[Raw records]
::::::::

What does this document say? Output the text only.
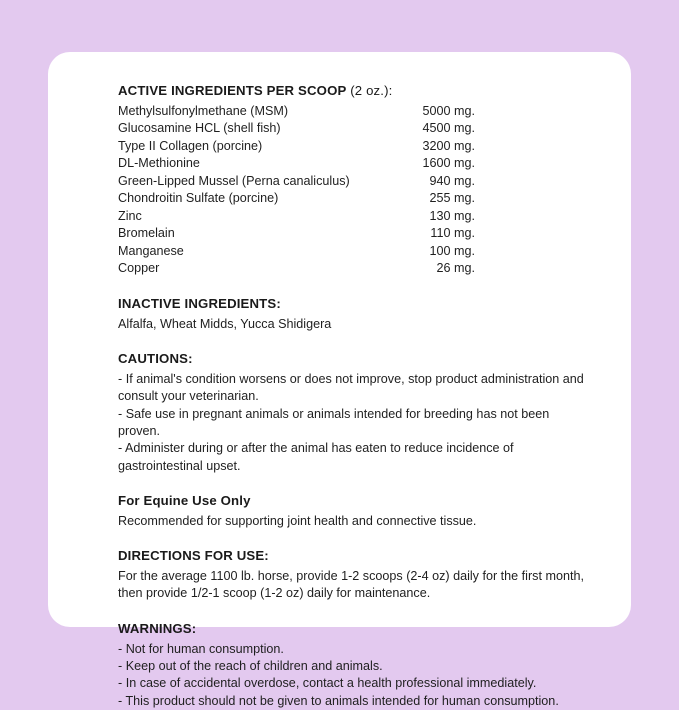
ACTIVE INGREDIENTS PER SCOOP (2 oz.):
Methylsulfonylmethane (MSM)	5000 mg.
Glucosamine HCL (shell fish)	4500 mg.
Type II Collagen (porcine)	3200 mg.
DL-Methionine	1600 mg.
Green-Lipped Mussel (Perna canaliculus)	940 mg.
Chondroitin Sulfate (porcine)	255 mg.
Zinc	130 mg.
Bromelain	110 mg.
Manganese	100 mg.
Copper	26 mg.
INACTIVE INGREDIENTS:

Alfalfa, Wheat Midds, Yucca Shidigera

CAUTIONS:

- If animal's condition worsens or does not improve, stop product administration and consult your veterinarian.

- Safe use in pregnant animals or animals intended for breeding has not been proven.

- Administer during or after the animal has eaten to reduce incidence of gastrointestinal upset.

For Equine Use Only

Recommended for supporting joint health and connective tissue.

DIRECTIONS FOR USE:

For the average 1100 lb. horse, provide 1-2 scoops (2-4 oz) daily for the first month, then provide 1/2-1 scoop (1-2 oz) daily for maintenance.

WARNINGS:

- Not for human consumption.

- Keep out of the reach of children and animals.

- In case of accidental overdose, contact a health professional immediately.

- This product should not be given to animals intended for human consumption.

::::::::

## Written problem
Reply with nothing but a number: how many lines of the entries above contain the string "animals"?

## Answer
3